Exercise materials:
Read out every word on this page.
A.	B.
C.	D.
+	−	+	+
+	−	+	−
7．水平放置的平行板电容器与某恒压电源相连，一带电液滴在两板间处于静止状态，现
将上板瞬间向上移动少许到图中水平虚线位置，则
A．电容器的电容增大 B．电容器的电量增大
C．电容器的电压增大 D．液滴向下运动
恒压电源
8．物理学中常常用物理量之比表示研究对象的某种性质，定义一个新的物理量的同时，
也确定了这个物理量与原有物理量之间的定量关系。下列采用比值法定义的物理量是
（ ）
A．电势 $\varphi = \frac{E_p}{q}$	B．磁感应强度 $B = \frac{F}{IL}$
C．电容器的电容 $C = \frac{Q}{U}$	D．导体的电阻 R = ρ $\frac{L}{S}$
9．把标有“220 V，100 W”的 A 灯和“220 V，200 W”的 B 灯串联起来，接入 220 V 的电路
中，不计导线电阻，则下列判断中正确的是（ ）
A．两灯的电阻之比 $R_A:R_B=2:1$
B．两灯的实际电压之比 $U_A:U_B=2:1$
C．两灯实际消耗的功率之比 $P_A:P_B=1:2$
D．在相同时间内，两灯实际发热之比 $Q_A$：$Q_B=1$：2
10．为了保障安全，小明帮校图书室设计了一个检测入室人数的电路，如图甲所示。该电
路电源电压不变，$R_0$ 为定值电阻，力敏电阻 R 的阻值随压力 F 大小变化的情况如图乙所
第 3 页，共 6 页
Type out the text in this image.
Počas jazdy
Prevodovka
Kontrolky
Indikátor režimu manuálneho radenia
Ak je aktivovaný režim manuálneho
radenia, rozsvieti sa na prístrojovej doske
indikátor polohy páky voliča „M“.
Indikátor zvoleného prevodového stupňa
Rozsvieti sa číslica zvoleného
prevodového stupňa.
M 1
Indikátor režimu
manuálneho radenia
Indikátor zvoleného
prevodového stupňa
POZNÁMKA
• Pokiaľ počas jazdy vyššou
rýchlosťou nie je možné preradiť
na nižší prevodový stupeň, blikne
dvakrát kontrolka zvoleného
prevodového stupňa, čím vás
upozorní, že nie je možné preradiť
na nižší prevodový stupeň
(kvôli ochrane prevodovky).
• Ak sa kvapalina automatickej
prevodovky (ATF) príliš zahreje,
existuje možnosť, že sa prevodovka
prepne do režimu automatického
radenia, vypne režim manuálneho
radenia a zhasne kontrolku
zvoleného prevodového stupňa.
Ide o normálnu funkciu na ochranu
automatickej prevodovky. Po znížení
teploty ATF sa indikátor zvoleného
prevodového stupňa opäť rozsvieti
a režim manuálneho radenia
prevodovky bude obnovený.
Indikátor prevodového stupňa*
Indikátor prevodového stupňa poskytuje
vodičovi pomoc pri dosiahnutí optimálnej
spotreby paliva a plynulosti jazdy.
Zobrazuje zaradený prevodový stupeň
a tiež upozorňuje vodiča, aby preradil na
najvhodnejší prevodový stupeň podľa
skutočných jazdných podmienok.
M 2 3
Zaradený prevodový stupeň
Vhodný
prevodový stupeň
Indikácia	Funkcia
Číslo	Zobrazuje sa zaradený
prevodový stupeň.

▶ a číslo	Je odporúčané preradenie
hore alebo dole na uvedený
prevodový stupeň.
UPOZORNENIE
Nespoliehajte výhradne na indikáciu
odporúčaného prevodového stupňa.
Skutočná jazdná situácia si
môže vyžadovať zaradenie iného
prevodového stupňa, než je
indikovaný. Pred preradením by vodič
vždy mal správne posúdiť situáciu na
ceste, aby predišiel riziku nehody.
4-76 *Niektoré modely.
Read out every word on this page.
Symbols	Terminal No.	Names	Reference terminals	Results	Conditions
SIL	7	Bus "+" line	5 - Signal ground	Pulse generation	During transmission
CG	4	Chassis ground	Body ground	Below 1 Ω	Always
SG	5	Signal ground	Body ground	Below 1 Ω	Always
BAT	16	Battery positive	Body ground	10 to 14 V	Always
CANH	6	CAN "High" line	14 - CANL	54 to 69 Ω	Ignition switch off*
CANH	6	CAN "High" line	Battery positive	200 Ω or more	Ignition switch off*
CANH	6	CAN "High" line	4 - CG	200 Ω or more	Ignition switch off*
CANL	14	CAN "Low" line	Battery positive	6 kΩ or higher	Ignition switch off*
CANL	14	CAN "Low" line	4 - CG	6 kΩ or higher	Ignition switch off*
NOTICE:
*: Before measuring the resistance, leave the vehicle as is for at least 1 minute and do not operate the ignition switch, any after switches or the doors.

Set exercise: Transcribe every entry exactly.

Problem solution:
Read out every word on this page.
A.	B.
C.	D.
+	−	+	+
+	−	+	−
7．水平放置的平行板电容器与某恒压电源相连，一带电液滴在两板间处于静止状态，现
将上板瞬间向上移动少许到图中水平虚线位置，则
A．电容器的电容增大 B．电容器的电量增大
C．电容器的电压增大 D．液滴向下运动
恒压电源
8．物理学中常常用物理量之比表示研究对象的某种性质，定义一个新的物理量的同时，
也确定了这个物理量与原有物理量之间的定量关系。下列采用比值法定义的物理量是
（ ）
A．电势 $\varphi = \frac{E_p}{q}$	B．磁感应强度 $B = \frac{F}{IL}$
C．电容器的电容 $C = \frac{Q}{U}$	D．导体的电阻 R = ρ $\frac{L}{S}$
9．把标有“220 V，100 W”的 A 灯和“220 V，200 W”的 B 灯串联起来，接入 220 V 的电路
中，不计导线电阻，则下列判断中正确的是（ ）
A．两灯的电阻之比 $R_A:R_B=2:1$
B．两灯的实际电压之比 $U_A:U_B=2:1$
C．两灯实际消耗的功率之比 $P_A:P_B=1:2$
D．在相同时间内，两灯实际发热之比 $Q_A$：$Q_B=1$：2
10．为了保障安全，小明帮校图书室设计了一个检测入室人数的电路，如图甲所示。该电
路电源电压不变，$R_0$ 为定值电阻，力敏电阻 R 的阻值随压力 F 大小变化的情况如图乙所
第 3 页，共 6 页
Type out the text in this image.
Počas jazdy
Prevodovka
Kontrolky
Indikátor režimu manuálneho radenia
Ak je aktivovaný režim manuálneho
radenia, rozsvieti sa na prístrojovej doske
indikátor polohy páky voliča „M“.
Indikátor zvoleného prevodového stupňa
Rozsvieti sa číslica zvoleného
prevodového stupňa.
M 1
Indikátor režimu
manuálneho radenia
Indikátor zvoleného
prevodového stupňa
POZNÁMKA
• Pokiaľ počas jazdy vyššou
rýchlosťou nie je možné preradiť
na nižší prevodový stupeň, blikne
dvakrát kontrolka zvoleného
prevodového stupňa, čím vás
upozorní, že nie je možné preradiť
na nižší prevodový stupeň
(kvôli ochrane prevodovky).
• Ak sa kvapalina automatickej
prevodovky (ATF) príliš zahreje,
existuje možnosť, že sa prevodovka
prepne do režimu automatického
radenia, vypne režim manuálneho
radenia a zhasne kontrolku
zvoleného prevodového stupňa.
Ide o normálnu funkciu na ochranu
automatickej prevodovky. Po znížení
teploty ATF sa indikátor zvoleného
prevodového stupňa opäť rozsvieti
a režim manuálneho radenia
prevodovky bude obnovený.
Indikátor prevodového stupňa*
Indikátor prevodového stupňa poskytuje
vodičovi pomoc pri dosiahnutí optimálnej
spotreby paliva a plynulosti jazdy.
Zobrazuje zaradený prevodový stupeň
a tiež upozorňuje vodiča, aby preradil na
najvhodnejší prevodový stupeň podľa
skutočných jazdných podmienok.
M 2 3
Zaradený prevodový stupeň
Vhodný
prevodový stupeň
Indikácia	Funkcia
Číslo	Zobrazuje sa zaradený
prevodový stupeň.

▶ a číslo	Je odporúčané preradenie
hore alebo dole na uvedený
prevodový stupeň.
UPOZORNENIE
Nespoliehajte výhradne na indikáciu
odporúčaného prevodového stupňa.
Skutočná jazdná situácia si
môže vyžadovať zaradenie iného
prevodového stupňa, než je
indikovaný. Pred preradením by vodič
vždy mal správne posúdiť situáciu na
ceste, aby predišiel riziku nehody.
4-76 *Niektoré modely.
Read out every word on this page.
Symbols	Terminal No.	Names	Reference terminals	Results	Conditions
SIL	7	Bus "+" line	5 - Signal ground	Pulse generation	During transmission
CG	4	Chassis ground	Body ground	Below 1 Ω	Always
SG	5	Signal ground	Body ground	Below 1 Ω	Always
BAT	16	Battery positive	Body ground	10 to 14 V	Always
CANH	6	CAN "High" line	14 - CANL	54 to 69 Ω	Ignition switch off*
CANH	6	CAN "High" line	Battery positive	200 Ω or more	Ignition switch off*
CANH	6	CAN "High" line	4 - CG	200 Ω or more	Ignition switch off*
CANL	14	CAN "Low" line	Battery positive	6 kΩ or higher	Ignition switch off*
CANL	14	CAN "Low" line	4 - CG	6 kΩ or higher	Ignition switch off*
NOTICE:
*: Before measuring the resistance, leave the vehicle as is for at least 1 minute and do not operate the ignition switch, any after switches or the doors.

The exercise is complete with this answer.